» **WRITTEN INSTRUCTION**:
Write out every line of the material as it stands, apart from the pictures.

Data excerpts
+ + + + + + +
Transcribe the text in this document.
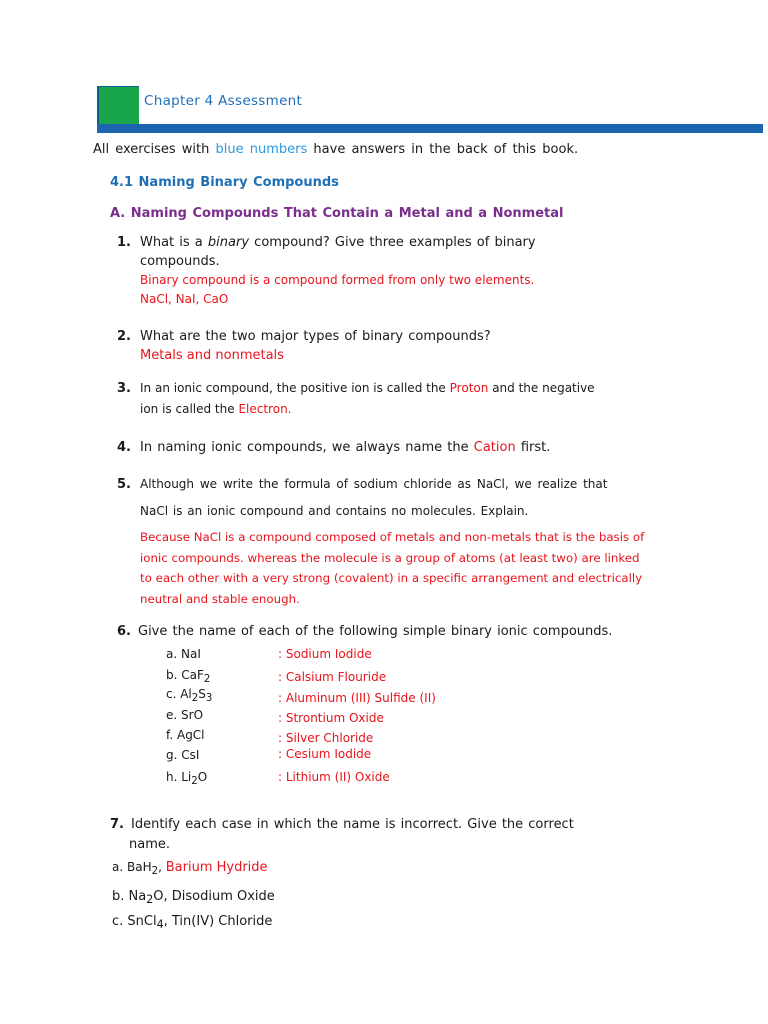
Chapter 4 Assessment
All exercises with blue numbers have answers in the back of this book.
4.1 Naming Binary Compounds
A. Naming Compounds That Contain a Metal and a Nonmetal
1. What is a binary compound? Give three examples of binary
compounds.
Binary compound is a compound formed from only two elements.
NaCl, NaI, CaO
2. What are the two major types of binary compounds?
Metals and nonmetals
3. In an ionic compound, the positive ion is called the Proton and the negative
ion is called the Electron.
4. In naming ionic compounds, we always name the Cation first.
5. Although we write the formula of sodium chloride as NaCl, we realize that
NaCl is an ionic compound and contains no molecules. Explain.
Because NaCl is a compound composed of metals and non-metals that is the basis of
ionic compounds. whereas the molecule is a group of atoms (at least two) are linked
to each other with a very strong (covalent) in a specific arrangement and electrically
neutral and stable enough.
6. Give the name of each of the following simple binary ionic compounds.
a. NaI	: Sodium Iodide
b. CaF$_2$	: Calsium Flouride
c. $Al_2S_3$	: Aluminum (III) Sulfide (II)
e. SrO	: Strontium Oxide
f. AgCl	: Silver Chloride
g. CsI	: Cesium Iodide
h. $Li_2O$	: Lithium (II) Oxide
7. Identify each case in which the name is incorrect. Give the correct
name.
a. BaH$_2$, Barium Hydride
b. $Na_2O$, Disodium Oxide
c. SnCl$_4$, Tin(IV) Chloride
+ + + + + + +
» **IN RESPONSE**:
Transcribe the text in this document.
Chapter 4 Assessment
All exercises with blue numbers have answers in the back of this book.
4.1 Naming Binary Compounds
A. Naming Compounds That Contain a Metal and a Nonmetal
1. What is a binary compound? Give three examples of binary
compounds.
Binary compound is a compound formed from only two elements.
NaCl, NaI, CaO
2. What are the two major types of binary compounds?
Metals and nonmetals
3. In an ionic compound, the positive ion is called the Proton and the negative
ion is called the Electron.
4. In naming ionic compounds, we always name the Cation first.
5. Although we write the formula of sodium chloride as NaCl, we realize that
NaCl is an ionic compound and contains no molecules. Explain.
Because NaCl is a compound composed of metals and non-metals that is the basis of
ionic compounds. whereas the molecule is a group of atoms (at least two) are linked
to each other with a very strong (covalent) in a specific arrangement and electrically
neutral and stable enough.
6. Give the name of each of the following simple binary ionic compounds.
a. NaI	: Sodium Iodide
b. CaF$_2$	: Calsium Flouride
c. $Al_2S_3$	: Aluminum (III) Sulfide (II)
e. SrO	: Strontium Oxide
f. AgCl	: Silver Chloride
g. CsI	: Cesium Iodide
h. $Li_2O$	: Lithium (II) Oxide
7. Identify each case in which the name is incorrect. Give the correct
name.
a. BaH$_2$, Barium Hydride
b. $Na_2O$, Disodium Oxide
c. SnCl$_4$, Tin(IV) Chloride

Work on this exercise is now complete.